**Directions for this task:**
Within the records that follow, find every line containing the string "form". Copy those lines.

===== Dataset entries =====

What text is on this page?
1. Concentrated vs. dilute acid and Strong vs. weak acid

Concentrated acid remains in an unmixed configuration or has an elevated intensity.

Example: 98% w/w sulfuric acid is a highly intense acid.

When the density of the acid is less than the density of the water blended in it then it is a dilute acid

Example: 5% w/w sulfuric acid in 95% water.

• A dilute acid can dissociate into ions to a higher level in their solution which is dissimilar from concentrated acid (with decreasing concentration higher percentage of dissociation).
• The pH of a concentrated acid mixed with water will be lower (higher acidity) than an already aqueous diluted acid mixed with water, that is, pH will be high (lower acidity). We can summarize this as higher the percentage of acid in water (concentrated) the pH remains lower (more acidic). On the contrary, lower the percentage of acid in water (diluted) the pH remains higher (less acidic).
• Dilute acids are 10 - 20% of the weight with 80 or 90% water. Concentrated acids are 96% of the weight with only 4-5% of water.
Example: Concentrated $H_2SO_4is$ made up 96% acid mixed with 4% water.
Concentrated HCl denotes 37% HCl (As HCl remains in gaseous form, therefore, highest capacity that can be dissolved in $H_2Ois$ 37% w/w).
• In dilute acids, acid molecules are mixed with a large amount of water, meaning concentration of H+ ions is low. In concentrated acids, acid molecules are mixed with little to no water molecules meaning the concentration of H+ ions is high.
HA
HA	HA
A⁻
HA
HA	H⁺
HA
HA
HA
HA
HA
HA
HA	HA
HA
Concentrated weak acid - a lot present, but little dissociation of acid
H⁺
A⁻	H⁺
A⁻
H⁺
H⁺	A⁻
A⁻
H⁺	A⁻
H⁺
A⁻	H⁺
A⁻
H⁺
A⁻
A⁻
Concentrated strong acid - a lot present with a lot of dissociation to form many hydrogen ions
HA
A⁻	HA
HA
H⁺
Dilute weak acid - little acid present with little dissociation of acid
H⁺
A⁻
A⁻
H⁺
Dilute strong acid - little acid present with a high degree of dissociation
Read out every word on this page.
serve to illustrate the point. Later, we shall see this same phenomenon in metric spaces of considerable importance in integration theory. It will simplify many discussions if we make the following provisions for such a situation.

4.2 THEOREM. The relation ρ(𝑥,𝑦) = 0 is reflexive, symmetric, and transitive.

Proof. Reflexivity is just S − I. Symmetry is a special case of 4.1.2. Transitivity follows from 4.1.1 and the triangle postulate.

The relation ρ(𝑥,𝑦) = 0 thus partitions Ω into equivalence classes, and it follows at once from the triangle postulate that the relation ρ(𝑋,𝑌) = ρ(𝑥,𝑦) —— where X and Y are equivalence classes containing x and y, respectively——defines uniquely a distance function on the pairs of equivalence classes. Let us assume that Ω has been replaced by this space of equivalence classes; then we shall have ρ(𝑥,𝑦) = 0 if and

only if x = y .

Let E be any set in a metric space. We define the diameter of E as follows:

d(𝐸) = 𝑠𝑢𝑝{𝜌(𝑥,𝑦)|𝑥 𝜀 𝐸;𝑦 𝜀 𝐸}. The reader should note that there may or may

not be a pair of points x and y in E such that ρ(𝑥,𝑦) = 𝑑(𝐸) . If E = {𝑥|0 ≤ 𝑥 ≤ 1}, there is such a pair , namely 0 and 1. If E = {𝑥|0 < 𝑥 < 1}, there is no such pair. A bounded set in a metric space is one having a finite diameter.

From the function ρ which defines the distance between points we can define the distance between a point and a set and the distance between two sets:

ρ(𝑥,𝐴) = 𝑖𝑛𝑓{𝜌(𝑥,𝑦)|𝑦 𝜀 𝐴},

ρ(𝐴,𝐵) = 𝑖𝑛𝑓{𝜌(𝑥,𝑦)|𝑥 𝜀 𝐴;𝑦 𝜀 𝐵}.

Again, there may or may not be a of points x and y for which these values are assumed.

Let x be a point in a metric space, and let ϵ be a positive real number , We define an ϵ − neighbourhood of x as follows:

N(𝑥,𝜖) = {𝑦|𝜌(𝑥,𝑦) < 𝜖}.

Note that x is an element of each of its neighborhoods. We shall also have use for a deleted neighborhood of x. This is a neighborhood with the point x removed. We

=====

**Exercise result:**
Concentrated HCl denotes 37% HCl (As HCl remains in gaseous form, therefore, highest capacity that can be dissolved in $H_2Ois$ 37% w/w).
Concentrated strong acid - a lot present with a lot of dissociation to form many hydrogen ions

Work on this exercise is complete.